Entri elemen tata letak

↓↓↓

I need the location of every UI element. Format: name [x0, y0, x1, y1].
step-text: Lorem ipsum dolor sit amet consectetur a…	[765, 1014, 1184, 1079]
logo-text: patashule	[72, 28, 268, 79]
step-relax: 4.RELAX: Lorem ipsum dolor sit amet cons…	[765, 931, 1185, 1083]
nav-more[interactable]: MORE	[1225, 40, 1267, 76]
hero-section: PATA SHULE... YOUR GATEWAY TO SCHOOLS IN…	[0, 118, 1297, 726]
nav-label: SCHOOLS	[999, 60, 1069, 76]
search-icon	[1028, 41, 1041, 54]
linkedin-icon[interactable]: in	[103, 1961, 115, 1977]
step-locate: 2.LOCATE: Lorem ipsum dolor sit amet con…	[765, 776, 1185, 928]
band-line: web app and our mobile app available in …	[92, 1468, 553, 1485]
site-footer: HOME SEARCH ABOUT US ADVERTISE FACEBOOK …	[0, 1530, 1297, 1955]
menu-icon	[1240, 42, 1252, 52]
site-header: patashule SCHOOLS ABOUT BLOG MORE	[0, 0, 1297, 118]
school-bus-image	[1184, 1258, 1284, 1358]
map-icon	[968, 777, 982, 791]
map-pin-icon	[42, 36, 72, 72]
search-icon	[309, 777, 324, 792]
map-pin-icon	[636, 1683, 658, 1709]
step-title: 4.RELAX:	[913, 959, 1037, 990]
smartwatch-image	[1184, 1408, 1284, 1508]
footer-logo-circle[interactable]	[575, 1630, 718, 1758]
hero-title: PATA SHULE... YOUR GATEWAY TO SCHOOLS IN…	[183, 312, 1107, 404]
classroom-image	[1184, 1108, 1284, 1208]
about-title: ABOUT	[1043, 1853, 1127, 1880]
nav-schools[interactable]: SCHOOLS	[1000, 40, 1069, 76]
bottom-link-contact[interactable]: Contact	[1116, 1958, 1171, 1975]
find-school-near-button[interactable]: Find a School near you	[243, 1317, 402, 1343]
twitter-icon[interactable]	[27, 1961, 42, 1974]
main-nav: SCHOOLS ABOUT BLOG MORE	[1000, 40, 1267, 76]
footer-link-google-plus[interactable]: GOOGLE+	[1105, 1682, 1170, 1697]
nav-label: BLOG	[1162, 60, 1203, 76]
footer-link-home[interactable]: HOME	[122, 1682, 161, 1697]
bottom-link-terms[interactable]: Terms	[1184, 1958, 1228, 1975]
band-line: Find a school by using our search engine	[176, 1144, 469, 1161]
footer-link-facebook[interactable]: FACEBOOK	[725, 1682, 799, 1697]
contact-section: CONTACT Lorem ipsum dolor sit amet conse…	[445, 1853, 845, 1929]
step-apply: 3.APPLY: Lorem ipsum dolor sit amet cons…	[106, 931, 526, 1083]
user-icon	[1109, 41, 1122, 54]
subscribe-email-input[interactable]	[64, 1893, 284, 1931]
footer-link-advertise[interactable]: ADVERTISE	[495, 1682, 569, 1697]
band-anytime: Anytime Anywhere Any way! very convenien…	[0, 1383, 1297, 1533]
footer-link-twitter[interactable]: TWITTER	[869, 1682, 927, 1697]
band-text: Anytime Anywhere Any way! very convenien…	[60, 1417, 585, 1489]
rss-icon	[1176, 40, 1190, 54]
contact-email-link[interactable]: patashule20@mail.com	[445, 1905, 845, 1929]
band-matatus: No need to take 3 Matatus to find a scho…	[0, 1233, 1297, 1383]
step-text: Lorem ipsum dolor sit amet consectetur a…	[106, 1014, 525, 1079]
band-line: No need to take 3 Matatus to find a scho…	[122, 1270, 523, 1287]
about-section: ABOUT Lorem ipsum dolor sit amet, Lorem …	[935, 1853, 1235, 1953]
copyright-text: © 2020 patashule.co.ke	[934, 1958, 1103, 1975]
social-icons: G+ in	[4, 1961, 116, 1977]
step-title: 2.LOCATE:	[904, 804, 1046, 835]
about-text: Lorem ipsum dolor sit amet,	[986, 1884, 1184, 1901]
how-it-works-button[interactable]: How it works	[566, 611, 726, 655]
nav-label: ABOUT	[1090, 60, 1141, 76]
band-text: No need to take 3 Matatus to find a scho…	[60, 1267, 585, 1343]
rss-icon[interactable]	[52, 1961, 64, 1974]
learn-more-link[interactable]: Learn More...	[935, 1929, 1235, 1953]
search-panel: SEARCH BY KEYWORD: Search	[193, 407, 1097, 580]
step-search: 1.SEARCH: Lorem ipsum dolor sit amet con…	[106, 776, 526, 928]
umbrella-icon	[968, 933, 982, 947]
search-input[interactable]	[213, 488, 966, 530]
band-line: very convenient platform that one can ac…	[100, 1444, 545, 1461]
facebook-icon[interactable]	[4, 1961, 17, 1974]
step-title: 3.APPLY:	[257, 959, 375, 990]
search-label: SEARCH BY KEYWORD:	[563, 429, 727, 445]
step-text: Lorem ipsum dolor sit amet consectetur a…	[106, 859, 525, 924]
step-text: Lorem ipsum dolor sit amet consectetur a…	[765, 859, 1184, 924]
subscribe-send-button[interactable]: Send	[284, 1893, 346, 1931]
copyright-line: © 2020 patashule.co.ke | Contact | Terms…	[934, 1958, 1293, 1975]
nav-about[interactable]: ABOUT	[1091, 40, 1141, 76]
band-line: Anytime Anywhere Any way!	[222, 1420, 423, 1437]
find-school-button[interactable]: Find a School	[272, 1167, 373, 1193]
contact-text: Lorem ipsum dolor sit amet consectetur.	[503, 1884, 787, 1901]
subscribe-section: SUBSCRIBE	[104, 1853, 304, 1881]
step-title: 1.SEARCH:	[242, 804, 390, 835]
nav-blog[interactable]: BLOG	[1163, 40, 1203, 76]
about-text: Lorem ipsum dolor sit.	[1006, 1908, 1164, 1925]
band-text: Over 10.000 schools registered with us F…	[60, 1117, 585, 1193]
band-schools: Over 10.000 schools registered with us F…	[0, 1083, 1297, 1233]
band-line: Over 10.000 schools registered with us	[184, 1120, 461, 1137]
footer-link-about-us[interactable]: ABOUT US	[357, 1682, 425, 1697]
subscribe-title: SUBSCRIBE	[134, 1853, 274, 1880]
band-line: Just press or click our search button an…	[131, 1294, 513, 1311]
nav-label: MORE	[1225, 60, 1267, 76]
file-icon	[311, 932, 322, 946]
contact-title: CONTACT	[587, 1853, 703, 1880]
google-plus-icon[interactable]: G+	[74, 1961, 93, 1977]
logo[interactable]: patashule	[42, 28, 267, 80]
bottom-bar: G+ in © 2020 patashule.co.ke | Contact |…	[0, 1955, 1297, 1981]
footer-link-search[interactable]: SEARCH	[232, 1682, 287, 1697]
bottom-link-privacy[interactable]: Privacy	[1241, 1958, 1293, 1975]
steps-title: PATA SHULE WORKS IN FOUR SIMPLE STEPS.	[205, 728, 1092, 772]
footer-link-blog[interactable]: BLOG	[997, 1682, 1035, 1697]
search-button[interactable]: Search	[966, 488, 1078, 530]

↑↑↑

> **Tujuan Latihan**: Tolong ubah daftar di atas dengan mengganti setiap "nav-label" menjadi "menu-label", tanpa mengubah bagian lainnya.

> **Jawaban Tertulis**:
I need the location of every UI element. Format: name [x0, y0, x1, y1].
step-text: Lorem ipsum dolor sit amet consectetur a…	[765, 1014, 1184, 1079]
logo-text: patashule	[72, 28, 268, 79]
step-relax: 4.RELAX: Lorem ipsum dolor sit amet cons…	[765, 931, 1185, 1083]
nav-more[interactable]: MORE	[1225, 40, 1267, 76]
hero-section: PATA SHULE... YOUR GATEWAY TO SCHOOLS IN…	[0, 118, 1297, 726]
menu-label: SCHOOLS	[999, 60, 1069, 76]
search-icon	[1028, 41, 1041, 54]
linkedin-icon[interactable]: in	[103, 1961, 115, 1977]
step-locate: 2.LOCATE: Lorem ipsum dolor sit amet con…	[765, 776, 1185, 928]
band-line: web app and our mobile app available in …	[92, 1468, 553, 1485]
site-footer: HOME SEARCH ABOUT US ADVERTISE FACEBOOK …	[0, 1530, 1297, 1955]
menu-icon	[1240, 42, 1252, 52]
site-header: patashule SCHOOLS ABOUT BLOG MORE	[0, 0, 1297, 118]
school-bus-image	[1184, 1258, 1284, 1358]
map-icon	[968, 777, 982, 791]
map-pin-icon	[42, 36, 72, 72]
search-icon	[309, 777, 324, 792]
map-pin-icon	[636, 1683, 658, 1709]
step-title: 4.RELAX:	[913, 959, 1037, 990]
smartwatch-image	[1184, 1408, 1284, 1508]
footer-logo-circle[interactable]	[575, 1630, 718, 1758]
hero-title: PATA SHULE... YOUR GATEWAY TO SCHOOLS IN…	[183, 312, 1107, 404]
classroom-image	[1184, 1108, 1284, 1208]
about-title: ABOUT	[1043, 1853, 1127, 1880]
nav-schools[interactable]: SCHOOLS	[1000, 40, 1069, 76]
bottom-link-contact[interactable]: Contact	[1116, 1958, 1171, 1975]
find-school-near-button[interactable]: Find a School near you	[243, 1317, 402, 1343]
twitter-icon[interactable]	[27, 1961, 42, 1974]
main-nav: SCHOOLS ABOUT BLOG MORE	[1000, 40, 1267, 76]
footer-link-google-plus[interactable]: GOOGLE+	[1105, 1682, 1170, 1697]
menu-label: BLOG	[1162, 60, 1203, 76]
footer-link-home[interactable]: HOME	[122, 1682, 161, 1697]
bottom-link-terms[interactable]: Terms	[1184, 1958, 1228, 1975]
band-line: Find a school by using our search engine	[176, 1144, 469, 1161]
footer-link-facebook[interactable]: FACEBOOK	[725, 1682, 799, 1697]
contact-section: CONTACT Lorem ipsum dolor sit amet conse…	[445, 1853, 845, 1929]
step-apply: 3.APPLY: Lorem ipsum dolor sit amet cons…	[106, 931, 526, 1083]
user-icon	[1109, 41, 1122, 54]
subscribe-email-input[interactable]	[64, 1893, 284, 1931]
footer-link-advertise[interactable]: ADVERTISE	[495, 1682, 569, 1697]
band-anytime: Anytime Anywhere Any way! very convenien…	[0, 1383, 1297, 1533]
footer-link-twitter[interactable]: TWITTER	[869, 1682, 927, 1697]
band-text: Anytime Anywhere Any way! very convenien…	[60, 1417, 585, 1489]
rss-icon	[1176, 40, 1190, 54]
contact-email-link[interactable]: patashule20@mail.com	[445, 1905, 845, 1929]
band-matatus: No need to take 3 Matatus to find a scho…	[0, 1233, 1297, 1383]
step-text: Lorem ipsum dolor sit amet consectetur a…	[106, 1014, 525, 1079]
band-line: No need to take 3 Matatus to find a scho…	[122, 1270, 523, 1287]
about-section: ABOUT Lorem ipsum dolor sit amet, Lorem …	[935, 1853, 1235, 1953]
copyright-text: © 2020 patashule.co.ke	[934, 1958, 1103, 1975]
social-icons: G+ in	[4, 1961, 116, 1977]
step-title: 2.LOCATE:	[904, 804, 1046, 835]
about-text: Lorem ipsum dolor sit amet,	[986, 1884, 1184, 1901]
how-it-works-button[interactable]: How it works	[566, 611, 726, 655]
menu-label: ABOUT	[1090, 60, 1141, 76]
band-text: No need to take 3 Matatus to find a scho…	[60, 1267, 585, 1343]
rss-icon[interactable]	[52, 1961, 64, 1974]
learn-more-link[interactable]: Learn More...	[935, 1929, 1235, 1953]
search-panel: SEARCH BY KEYWORD: Search	[193, 407, 1097, 580]
step-search: 1.SEARCH: Lorem ipsum dolor sit amet con…	[106, 776, 526, 928]
umbrella-icon	[968, 933, 982, 947]
search-input[interactable]	[213, 488, 966, 530]
band-line: very convenient platform that one can ac…	[100, 1444, 545, 1461]
facebook-icon[interactable]	[4, 1961, 17, 1974]
step-title: 3.APPLY:	[257, 959, 375, 990]
search-label: SEARCH BY KEYWORD:	[563, 429, 727, 445]
step-text: Lorem ipsum dolor sit amet consectetur a…	[106, 859, 525, 924]
step-text: Lorem ipsum dolor sit amet consectetur a…	[765, 859, 1184, 924]
subscribe-send-button[interactable]: Send	[284, 1893, 346, 1931]
copyright-line: © 2020 patashule.co.ke | Contact | Terms…	[934, 1958, 1293, 1975]
nav-about[interactable]: ABOUT	[1091, 40, 1141, 76]
band-line: Anytime Anywhere Any way!	[222, 1420, 423, 1437]
find-school-button[interactable]: Find a School	[272, 1167, 373, 1193]
contact-text: Lorem ipsum dolor sit amet consectetur.	[503, 1884, 787, 1901]
subscribe-section: SUBSCRIBE	[104, 1853, 304, 1881]
step-title: 1.SEARCH:	[242, 804, 390, 835]
nav-blog[interactable]: BLOG	[1163, 40, 1203, 76]
about-text: Lorem ipsum dolor sit.	[1006, 1908, 1164, 1925]
band-text: Over 10.000 schools registered with us F…	[60, 1117, 585, 1193]
band-schools: Over 10.000 schools registered with us F…	[0, 1083, 1297, 1233]
band-line: Over 10.000 schools registered with us	[184, 1120, 461, 1137]
footer-link-about-us[interactable]: ABOUT US	[357, 1682, 425, 1697]
subscribe-title: SUBSCRIBE	[134, 1853, 274, 1880]
band-line: Just press or click our search button an…	[131, 1294, 513, 1311]
menu-label: MORE	[1225, 60, 1267, 76]
file-icon	[311, 932, 322, 946]
contact-title: CONTACT	[587, 1853, 703, 1880]
google-plus-icon[interactable]: G+	[74, 1961, 93, 1977]
logo[interactable]: patashule	[42, 28, 267, 80]
bottom-bar: G+ in © 2020 patashule.co.ke | Contact |…	[0, 1955, 1297, 1981]
footer-link-search[interactable]: SEARCH	[232, 1682, 287, 1697]
bottom-link-privacy[interactable]: Privacy	[1241, 1958, 1293, 1975]
steps-title: PATA SHULE WORKS IN FOUR SIMPLE STEPS.	[205, 728, 1092, 772]
footer-link-blog[interactable]: BLOG	[997, 1682, 1035, 1697]
search-button[interactable]: Search	[966, 488, 1078, 530]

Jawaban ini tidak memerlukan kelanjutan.